**DATA ENTRIES:**
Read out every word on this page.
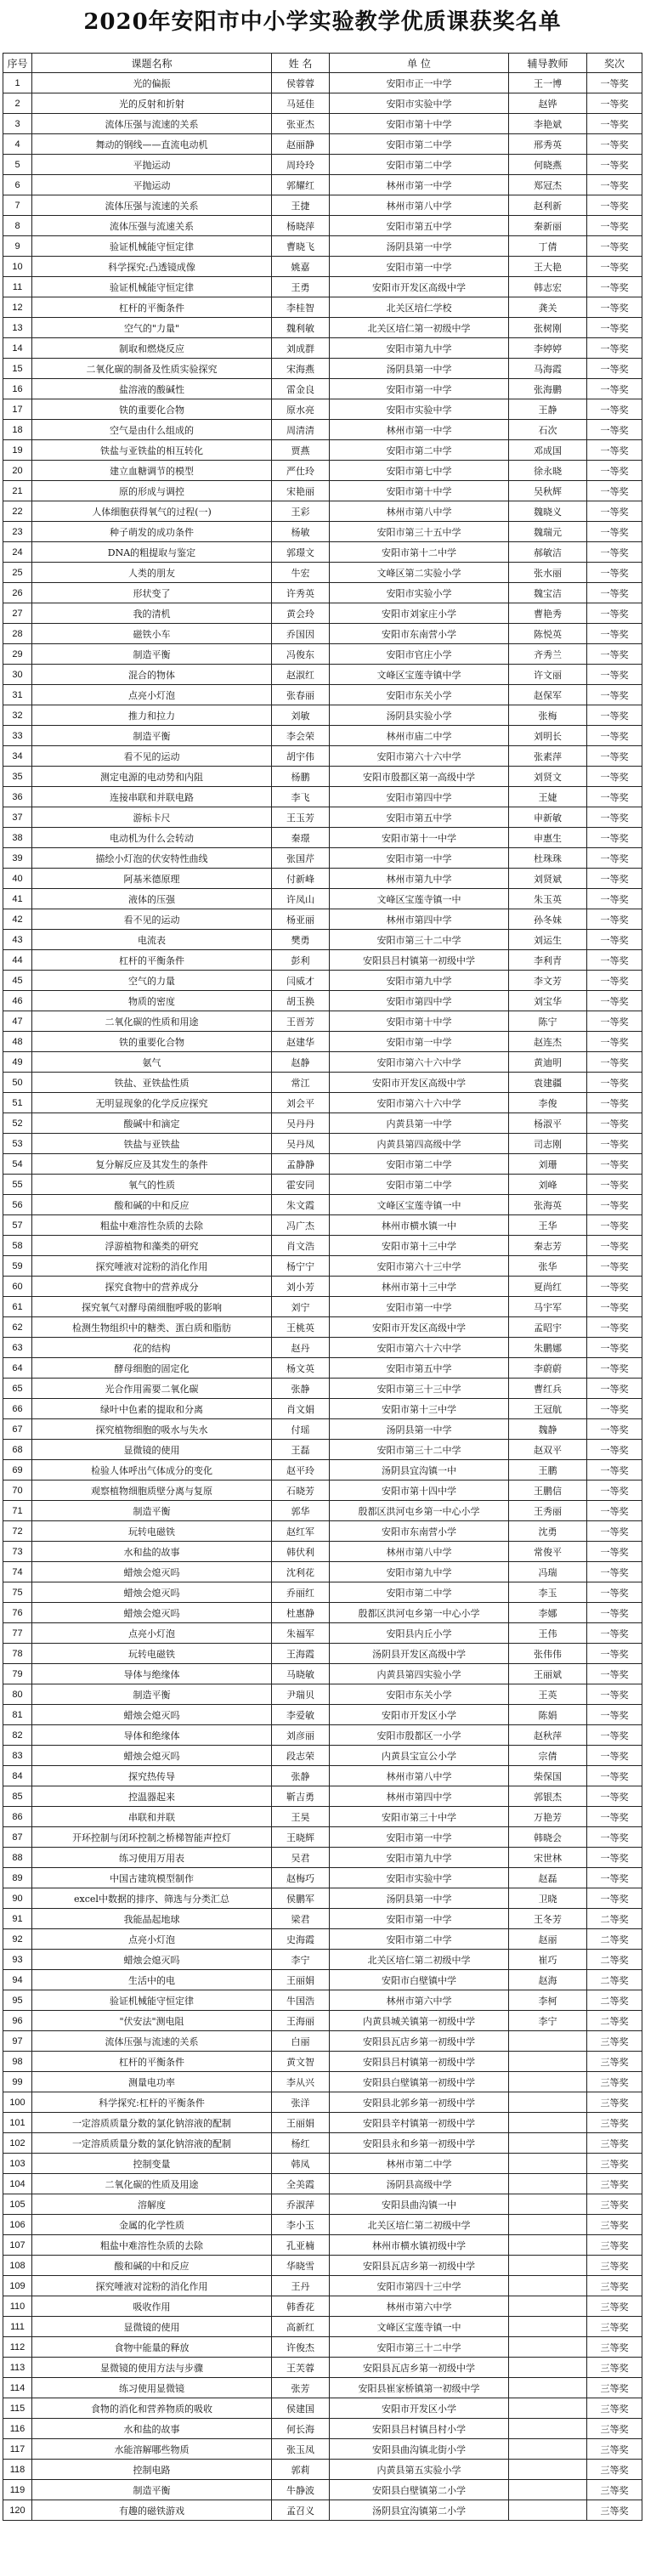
2020年安阳市中小学实验教学优质课获奖名单
序号	课题名称	姓 名	单 位	辅导教师	奖次
1	光的偏振	侯蓉蓉	安阳市正一中学	王一博	一等奖
2	光的反射和折射	马延佳	安阳市实验中学	赵铧	一等奖
3	流体压强与流速的关系	张亚杰	安阳市第十中学	李艳斌	一等奖
4	舞动的钢线——直流电动机	赵丽静	安阳市第二中学	邢秀英	一等奖
5	平抛运动	周玲玲	安阳市第二中学	何晓燕	一等奖
6	平抛运动	郭耀红	林州市第一中学	郑冠杰	一等奖
7	流体压强与流速的关系	王捷	林州市第八中学	赵利新	一等奖
8	流体压强与流速关系	杨晓萍	安阳市第五中学	秦新丽	一等奖
9	验证机械能守恒定律	曹晓飞	汤阴县第一中学	丁倩	一等奖
10	科学探究:凸透镜成像	姚嘉	安阳市第一中学	王大艳	一等奖
11	验证机械能守恒定律	王勇	安阳市开发区高级中学	韩志宏	一等奖
12	杠杆的平衡条件	李桂智	北关区培仁学校	龚关	一等奖
13	空气的"力量"	魏利敏	北关区培仁第一初级中学	张树刚	一等奖
14	制取和燃烧反应	刘成群	安阳市第九中学	李婷婷	一等奖
15	二氧化碳的制备及性质实验探究	宋海燕	汤阴县第一中学	马海霞	一等奖
16	盐溶液的酸碱性	雷金良	安阳市第一中学	张海鹏	一等奖
17	铁的重要化合物	原水亮	安阳市实验中学	王静	一等奖
18	空气是由什么组成的	周清清	林州市第一中学	石次	一等奖
19	铁盐与亚铁盐的相互转化	贾燕	安阳市第二中学	邓成国	一等奖
20	建立血糖调节的模型	严仕玲	安阳市第七中学	徐永晓	一等奖
21	原的形成与调控	宋艳丽	安阳市第十中学	吴秋辉	一等奖
22	人体细胞获得氧气的过程(一)	王彩	林州市第八中学	魏晓义	一等奖
23	种子萌发的成功条件	杨敏	安阳市第三十五中学	魏瑞元	一等奖
24	DNA的粗提取与鉴定	郭璟文	安阳市第十二中学	郝敏洁	一等奖
25	人类的朋友	牛宏	文峰区第二实验小学	张水丽	一等奖
26	形状变了	许秀英	安阳市实验小学	魏宝洁	一等奖
27	我的清机	黄会玲	安阳市刘家庄小学	曹艳秀	一等奖
28	磁铁小车	乔国因	安阳市东南营小学	陈悦英	一等奖
29	制造平衡	冯俊东	安阳市官庄小学	齐秀兰	一等奖
30	混合的物体	赵淑红	文峰区宝莲寺镇中学	许文丽	一等奖
31	点亮小灯泡	张春丽	安阳市东关小学	赵保军	一等奖
32	推力和拉力	刘敏	汤阴县实验小学	张梅	一等奖
33	制造平衡	李会荣	林州市庙二中学	刘明长	一等奖
34	看不见的运动	胡宇伟	安阳市第六十六中学	张素萍	一等奖
35	测定电源的电动势和内阻	杨鹏	安阳市殷都区第一高级中学	刘贤文	一等奖
36	连接串联和并联电路	李飞	安阳市第四中学	王婕	一等奖
37	游标卡尺	王玉芳	安阳市第五中学	申新敏	一等奖
38	电动机为什么会转动	秦璟	安阳市第十一中学	申惠生	一等奖
39	描绘小灯泡的伏安特性曲线	张国芹	安阳市第一中学	杜珠珠	一等奖
40	阿基米德原理	付新峰	林州市第九中学	刘贤斌	一等奖
41	液体的压强	许凤山	文峰区宝莲寺镇一中	朱玉英	一等奖
42	看不见的运动	杨亚丽	林州市第四中学	孙冬妹	一等奖
43	电流表	樊勇	安阳市第三十二中学	刘运生	一等奖
44	杠杆的平衡条件	彭利	安阳县吕村镇第一初级中学	李利青	一等奖
45	空气的力量	闫威才	安阳市第九中学	李文芳	一等奖
46	物质的密度	胡玉换	安阳市第四中学	刘宝华	一等奖
47	二氧化碳的性质和用途	王晋芳	安阳市第十中学	陈宁	一等奖
48	铁的重要化合物	赵建华	安阳市第一中学	赵连杰	一等奖
49	氨气	赵静	安阳市第六十六中学	黄迪明	一等奖
50	铁盐、亚铁盐性质	常江	安阳市开发区高级中学	袁建疆	一等奖
51	无明显现象的化学反应探究	刘会平	安阳市第六十六中学	李俊	一等奖
52	酸碱中和滴定	吴丹丹	内黄县第一中学	杨淑平	一等奖
53	铁盐与亚铁盐	吴丹凤	内黄县第四高级中学	司志刚	一等奖
54	复分解反应及其发生的条件	孟静静	安阳市第二中学	刘珊	一等奖
55	氧气的性质	霍安同	安阳市第二中学	刘峰	一等奖
56	酸和碱的中和反应	朱文霞	文峰区宝莲寺镇一中	张海英	一等奖
57	粗盐中难溶性杂质的去除	冯广杰	林州市横水镇一中	王华	一等奖
58	浮游植物和藻类的研究	肖文浩	安阳市第十三中学	秦志芳	一等奖
59	探究唾液对淀粉的消化作用	杨宁宁	安阳市第六十三中学	张华	一等奖
60	探究食物中的营养成分	刘小芳	林州市第十三中学	夏尚红	一等奖
61	探究氧气对酵母菌细胞呼吸的影响	刘宁	安阳市第一中学	马宇军	一等奖
62	检测生物组织中的糖类、蛋白质和脂肪	王桃英	安阳市开发区高级中学	孟昭宇	一等奖
63	花的结构	赵丹	安阳市第六十六中学	朱鹏娜	一等奖
64	酵母细胞的固定化	杨文英	安阳市第五中学	李蔚蔚	一等奖
65	光合作用需要二氧化碳	张静	安阳市第三十三中学	曹红兵	一等奖
66	绿叶中色素的提取和分离	肖文娟	安阳市第十三中学	王冠航	一等奖
67	探究植物细胞的吸水与失水	付瑶	汤阴县第一中学	魏静	一等奖
68	显微镜的使用	王磊	安阳市第三十二中学	赵双平	一等奖
69	检验人体呼出气体成分的变化	赵平玲	汤阴县宜沟镇一中	王鹏	一等奖
70	观察植物细胞质壁分离与复原	石晓芳	安阳市第十四中学	王鹏信	一等奖
71	制造平衡	郭华	殷都区洪河屯乡第一中心小学	王秀丽	一等奖
72	玩转电磁铁	赵红军	安阳市东南营小学	沈勇	一等奖
73	水和盐的故事	韩伏利	林州市第八中学	常俊平	一等奖
74	蜡烛会熄灭吗	沈利花	安阳市第九中学	冯瑞	一等奖
75	蜡烛会熄灭吗	乔丽红	安阳市第二中学	李玉	一等奖
76	蜡烛会熄灭吗	杜惠静	殷都区洪河屯乡第一中心小学	李娜	一等奖
77	点亮小灯泡	朱福军	安阳县内丘小学	王伟	一等奖
78	玩转电磁铁	王海霞	汤阴县开发区高级中学	张伟伟	一等奖
79	导体与绝缘体	马晓敏	内黄县第四实验小学	王丽斌	一等奖
80	制造平衡	尹瑞贝	安阳市东关小学	王英	一等奖
81	蜡烛会熄灭吗	李爱敏	安阳市开发区小学	陈娟	一等奖
82	导体和绝缘体	刘彦丽	安阳市殷都区一小学	赵秋萍	一等奖
83	蜡烛会熄灭吗	段志荣	内黄县宝宣公小学	宗倩	一等奖
84	探究热传导	张静	林州市第八中学	柴保国	一等奖
85	控温器起来	靳吉勇	林州市第四中学	郭银杰	一等奖
86	串联和并联	王昊	安阳市第三十中学	万艳芳	一等奖
87	开环控制与闭环控制之桥梯智能声控灯	王晓辉	安阳市第一中学	韩晓会	一等奖
88	练习使用万用表	吴君	安阳市第九中学	宋世林	一等奖
89	中国古建筑模型制作	赵梅巧	安阳市实验中学	赵磊	一等奖
90	excel中数据的排序、筛选与分类汇总	侯鹏军	汤阴县第一中学	卫晓	一等奖
91	我能晶起地球	梁君	安阳市第一中学	王冬芳	二等奖
92	点亮小灯泡	史海霞	安阳市第二中学	赵丽	二等奖
93	蜡烛会熄灭吗	李宁	北关区培仁第二初级中学	崔巧	二等奖
94	生活中的电	王丽娟	安阳市白壁镇中学	赵海	二等奖
95	验证机械能守恒定律	牛国浩	林州市第六中学	李柯	二等奖
96	"伏安法"测电阻	王海丽	内黄县城关镇第一初级中学	李宁	二等奖
97	流体压强与流速的关系	白丽	安阳县瓦店乡第一初级中学		三等奖
98	杠杆的平衡条件	黄文智	安阳县吕村镇第一初级中学		三等奖
99	测量电功率	李从兴	安阳县白壁镇第一初级中学		三等奖
100	科学探究:杠杆的平衡条件	张洋	安阳县北郭乡第一初级中学		三等奖
101	一定溶质质量分数的氯化钠溶液的配制	王丽娟	安阳县辛村镇第一初级中学		三等奖
102	一定溶质质量分数的氯化钠溶液的配制	杨红	安阳县永和乡第一初级中学		三等奖
103	控制变量	韩凤	林州市第二中学		三等奖
104	二氧化碳的性质及用途	全美霞	汤阴县高级中学		三等奖
105	溶解度	乔淑萍	安阳县曲沟镇一中		三等奖
106	金属的化学性质	李小玉	北关区培仁第二初级中学		三等奖
107	粗盐中难溶性杂质的去除	孔亚楠	林州市横水镇初级中学		三等奖
108	酸和碱的中和反应	华晓雪	安阳县瓦店乡第一初级中学		三等奖
109	探究唾液对淀粉的消化作用	王丹	安阳市第四十三中学		三等奖
110	吸收作用	韩香花	林州市第六中学		三等奖
111	显微镜的使用	高新红	文峰区宝莲寺镇一中		三等奖
112	食物中能量的释放	许俊杰	安阳市第三十二中学		三等奖
113	显微镜的使用方法与步骤	王芙蓉	安阳县瓦店乡第一初级中学		三等奖
114	练习使用显微镜	张芳	安阳县崔家桥镇第一初级中学		三等奖
115	食物的消化和营养物质的吸收	侯建国	安阳市开发区小学		三等奖
116	水和盐的故事	何长海	安阳县吕村镇吕村小学		三等奖
117	水能溶解哪些物质	张玉凤	安阳县曲沟镇北街小学		三等奖
118	控制电路	郭莉	内黄县第五实验小学		三等奖
119	制造平衡	牛静波	安阳县白壁镇第二小学		三等奖
120	有趣的磁铁游戏	孟召义	汤阴县宜沟镇第二小学		三等奖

**YOUR TASK:**
Copy each line above that contains the word "酸和碱的中和反应".

**RESPONSE:**
56	酸和碱的中和反应	朱文霞	文峰区宝莲寺镇一中	张海英	一等奖
108	酸和碱的中和反应	华晓雪	安阳县瓦店乡第一初级中学		三等奖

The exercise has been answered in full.